- Recorded data

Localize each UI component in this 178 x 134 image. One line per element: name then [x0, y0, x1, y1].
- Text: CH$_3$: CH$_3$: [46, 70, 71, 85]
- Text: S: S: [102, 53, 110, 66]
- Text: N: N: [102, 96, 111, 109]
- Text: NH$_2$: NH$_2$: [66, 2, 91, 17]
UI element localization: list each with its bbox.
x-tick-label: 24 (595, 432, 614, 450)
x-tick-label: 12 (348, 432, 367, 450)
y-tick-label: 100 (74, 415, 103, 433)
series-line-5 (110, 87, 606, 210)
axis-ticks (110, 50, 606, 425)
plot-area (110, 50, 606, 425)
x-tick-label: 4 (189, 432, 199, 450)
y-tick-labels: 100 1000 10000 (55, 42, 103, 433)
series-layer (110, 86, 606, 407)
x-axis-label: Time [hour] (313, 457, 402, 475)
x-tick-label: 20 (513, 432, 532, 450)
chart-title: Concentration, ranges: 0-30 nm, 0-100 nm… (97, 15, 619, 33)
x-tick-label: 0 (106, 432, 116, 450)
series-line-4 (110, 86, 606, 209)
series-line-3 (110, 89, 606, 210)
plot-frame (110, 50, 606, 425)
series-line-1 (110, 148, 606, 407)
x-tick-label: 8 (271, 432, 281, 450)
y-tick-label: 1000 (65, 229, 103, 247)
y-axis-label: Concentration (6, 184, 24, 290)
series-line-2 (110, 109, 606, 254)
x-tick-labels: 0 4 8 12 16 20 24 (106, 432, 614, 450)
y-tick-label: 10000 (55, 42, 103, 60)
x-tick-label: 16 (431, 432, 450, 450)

- To be done
Copy every line of the material above verbatim, from start to finish.

- Result of the task
Localize each UI component in this 178 x 134 image. One line per element: name then [x0, y0, x1, y1].
- Text: CH$_3$: CH$_3$: [46, 70, 71, 85]
- Text: S: S: [102, 53, 110, 66]
- Text: N: N: [102, 96, 111, 109]
- Text: NH$_2$: NH$_2$: [66, 2, 91, 17]
UI element localization: list each with its bbox.
x-tick-label: 24 (595, 432, 614, 450)
x-tick-label: 12 (348, 432, 367, 450)
y-tick-label: 100 (74, 415, 103, 433)
series-line-5 (110, 87, 606, 210)
axis-ticks (110, 50, 606, 425)
plot-area (110, 50, 606, 425)
x-tick-label: 4 (189, 432, 199, 450)
y-tick-labels: 100 1000 10000 (55, 42, 103, 433)
series-layer (110, 86, 606, 407)
x-axis-label: Time [hour] (313, 457, 402, 475)
x-tick-label: 20 (513, 432, 532, 450)
chart-title: Concentration, ranges: 0-30 nm, 0-100 nm… (97, 15, 619, 33)
x-tick-label: 0 (106, 432, 116, 450)
series-line-4 (110, 86, 606, 209)
series-line-3 (110, 89, 606, 210)
plot-frame (110, 50, 606, 425)
series-line-1 (110, 148, 606, 407)
x-tick-label: 8 (271, 432, 281, 450)
y-tick-label: 1000 (65, 229, 103, 247)
y-axis-label: Concentration (6, 184, 24, 290)
series-line-2 (110, 109, 606, 254)
x-tick-labels: 0 4 8 12 16 20 24 (106, 432, 614, 450)
y-tick-label: 10000 (55, 42, 103, 60)
x-tick-label: 16 (431, 432, 450, 450)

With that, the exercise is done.